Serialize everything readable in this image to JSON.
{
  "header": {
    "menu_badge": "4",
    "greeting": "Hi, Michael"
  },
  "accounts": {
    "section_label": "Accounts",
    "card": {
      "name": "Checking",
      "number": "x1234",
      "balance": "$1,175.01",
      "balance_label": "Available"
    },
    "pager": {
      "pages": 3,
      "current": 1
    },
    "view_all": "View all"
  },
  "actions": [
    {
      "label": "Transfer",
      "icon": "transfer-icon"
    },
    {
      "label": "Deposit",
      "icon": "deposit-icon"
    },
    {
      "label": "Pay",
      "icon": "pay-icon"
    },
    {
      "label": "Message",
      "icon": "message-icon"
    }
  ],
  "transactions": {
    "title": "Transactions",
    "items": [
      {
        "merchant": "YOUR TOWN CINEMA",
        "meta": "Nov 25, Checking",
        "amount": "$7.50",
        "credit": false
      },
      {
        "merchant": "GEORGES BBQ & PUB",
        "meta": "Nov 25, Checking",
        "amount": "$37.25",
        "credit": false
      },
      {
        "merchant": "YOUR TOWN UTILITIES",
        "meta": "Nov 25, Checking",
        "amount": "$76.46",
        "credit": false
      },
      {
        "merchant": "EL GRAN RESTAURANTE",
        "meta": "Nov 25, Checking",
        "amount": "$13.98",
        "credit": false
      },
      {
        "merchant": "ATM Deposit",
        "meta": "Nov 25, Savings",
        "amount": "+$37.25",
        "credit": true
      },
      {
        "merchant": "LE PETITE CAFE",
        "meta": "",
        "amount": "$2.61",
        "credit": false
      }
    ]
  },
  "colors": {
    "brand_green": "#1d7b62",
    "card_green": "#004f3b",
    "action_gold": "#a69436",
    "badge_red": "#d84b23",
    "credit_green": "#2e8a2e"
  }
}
————————
→ **Short exercise**: Return all of the entries exactly as written.

→ **The answer**:
Serialize everything readable in this image to JSON.
{
  "header": {
    "menu_badge": "4",
    "greeting": "Hi, Michael"
  },
  "accounts": {
    "section_label": "Accounts",
    "card": {
      "name": "Checking",
      "number": "x1234",
      "balance": "$1,175.01",
      "balance_label": "Available"
    },
    "pager": {
      "pages": 3,
      "current": 1
    },
    "view_all": "View all"
  },
  "actions": [
    {
      "label": "Transfer",
      "icon": "transfer-icon"
    },
    {
      "label": "Deposit",
      "icon": "deposit-icon"
    },
    {
      "label": "Pay",
      "icon": "pay-icon"
    },
    {
      "label": "Message",
      "icon": "message-icon"
    }
  ],
  "transactions": {
    "title": "Transactions",
    "items": [
      {
        "merchant": "YOUR TOWN CINEMA",
        "meta": "Nov 25, Checking",
        "amount": "$7.50",
        "credit": false
      },
      {
        "merchant": "GEORGES BBQ & PUB",
        "meta": "Nov 25, Checking",
        "amount": "$37.25",
        "credit": false
      },
      {
        "merchant": "YOUR TOWN UTILITIES",
        "meta": "Nov 25, Checking",
        "amount": "$76.46",
        "credit": false
      },
      {
        "merchant": "EL GRAN RESTAURANTE",
        "meta": "Nov 25, Checking",
        "amount": "$13.98",
        "credit": false
      },
      {
        "merchant": "ATM Deposit",
        "meta": "Nov 25, Savings",
        "amount": "+$37.25",
        "credit": true
      },
      {
        "merchant": "LE PETITE CAFE",
        "meta": "",
        "amount": "$2.61",
        "credit": false
      }
    ]
  },
  "colors": {
    "brand_green": "#1d7b62",
    "card_green": "#004f3b",
    "action_gold": "#a69436",
    "badge_red": "#d84b23",
    "credit_green": "#2e8a2e"
  }
}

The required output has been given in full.